**ENTRIES SUPPLIED**
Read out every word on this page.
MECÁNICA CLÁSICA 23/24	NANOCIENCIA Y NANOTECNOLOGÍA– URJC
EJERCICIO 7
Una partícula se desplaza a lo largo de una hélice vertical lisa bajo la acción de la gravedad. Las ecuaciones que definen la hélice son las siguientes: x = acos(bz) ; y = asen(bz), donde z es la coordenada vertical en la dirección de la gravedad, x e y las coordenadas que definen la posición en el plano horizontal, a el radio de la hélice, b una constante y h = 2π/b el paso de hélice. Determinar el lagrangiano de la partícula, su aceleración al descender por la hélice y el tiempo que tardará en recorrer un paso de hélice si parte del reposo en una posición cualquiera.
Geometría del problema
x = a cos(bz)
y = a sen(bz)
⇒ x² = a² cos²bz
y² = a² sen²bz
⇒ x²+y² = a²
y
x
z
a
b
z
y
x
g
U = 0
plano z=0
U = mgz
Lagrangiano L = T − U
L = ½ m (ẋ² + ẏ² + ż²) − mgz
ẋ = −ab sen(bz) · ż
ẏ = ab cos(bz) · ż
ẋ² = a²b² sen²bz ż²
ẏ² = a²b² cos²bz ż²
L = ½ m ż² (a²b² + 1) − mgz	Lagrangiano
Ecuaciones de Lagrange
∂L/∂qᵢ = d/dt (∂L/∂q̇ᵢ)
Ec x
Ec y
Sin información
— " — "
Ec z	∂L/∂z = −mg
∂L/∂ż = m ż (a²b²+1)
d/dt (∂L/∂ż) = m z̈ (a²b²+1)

* * *

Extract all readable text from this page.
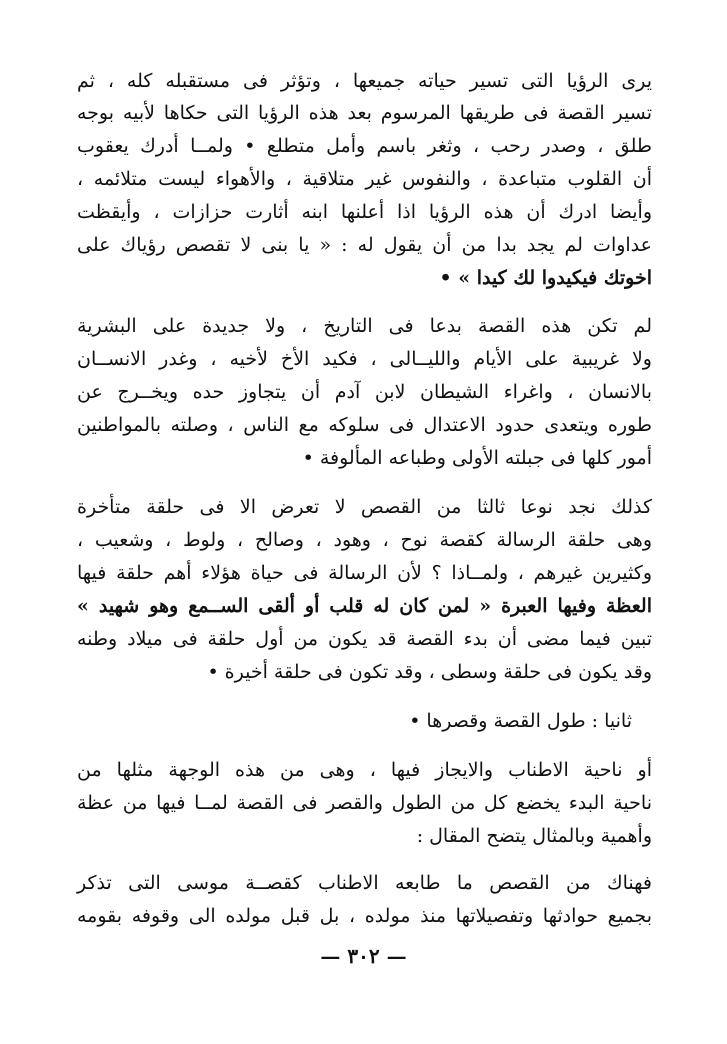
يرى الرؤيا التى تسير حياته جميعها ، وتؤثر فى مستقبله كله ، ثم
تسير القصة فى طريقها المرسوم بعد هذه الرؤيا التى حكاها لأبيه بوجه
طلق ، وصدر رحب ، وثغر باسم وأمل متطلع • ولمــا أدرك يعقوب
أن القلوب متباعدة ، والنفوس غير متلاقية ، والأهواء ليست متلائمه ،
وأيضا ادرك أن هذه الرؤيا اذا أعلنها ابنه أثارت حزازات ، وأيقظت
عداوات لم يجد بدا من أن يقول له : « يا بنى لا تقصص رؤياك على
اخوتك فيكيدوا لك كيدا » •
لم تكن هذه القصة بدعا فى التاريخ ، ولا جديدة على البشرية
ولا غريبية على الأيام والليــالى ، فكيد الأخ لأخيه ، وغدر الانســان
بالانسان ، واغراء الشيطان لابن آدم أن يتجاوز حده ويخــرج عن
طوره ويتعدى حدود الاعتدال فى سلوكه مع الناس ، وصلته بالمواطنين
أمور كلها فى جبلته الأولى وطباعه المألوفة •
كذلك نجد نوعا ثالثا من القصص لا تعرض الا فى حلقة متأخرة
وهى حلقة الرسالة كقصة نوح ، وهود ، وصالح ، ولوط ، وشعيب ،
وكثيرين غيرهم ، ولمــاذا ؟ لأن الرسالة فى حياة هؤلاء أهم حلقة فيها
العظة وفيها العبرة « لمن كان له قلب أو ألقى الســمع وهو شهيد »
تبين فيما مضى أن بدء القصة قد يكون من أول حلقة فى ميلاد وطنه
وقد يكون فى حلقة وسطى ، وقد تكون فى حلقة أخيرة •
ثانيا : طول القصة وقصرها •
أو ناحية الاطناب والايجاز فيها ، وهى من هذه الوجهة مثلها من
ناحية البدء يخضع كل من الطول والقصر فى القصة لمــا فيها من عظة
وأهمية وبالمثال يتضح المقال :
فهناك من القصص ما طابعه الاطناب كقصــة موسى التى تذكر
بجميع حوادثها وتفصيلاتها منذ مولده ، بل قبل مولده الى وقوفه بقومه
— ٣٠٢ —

**YOUR INSTRUCTIONS**
Gather up the lines containing the word "القصص" from these records and copy them.

**ANSWER IN FULL**
كذلك نجد نوعا ثالثا من القصص لا تعرض الا فى حلقة متأخرة
فهناك من القصص ما طابعه الاطناب كقصــة موسى التى تذكر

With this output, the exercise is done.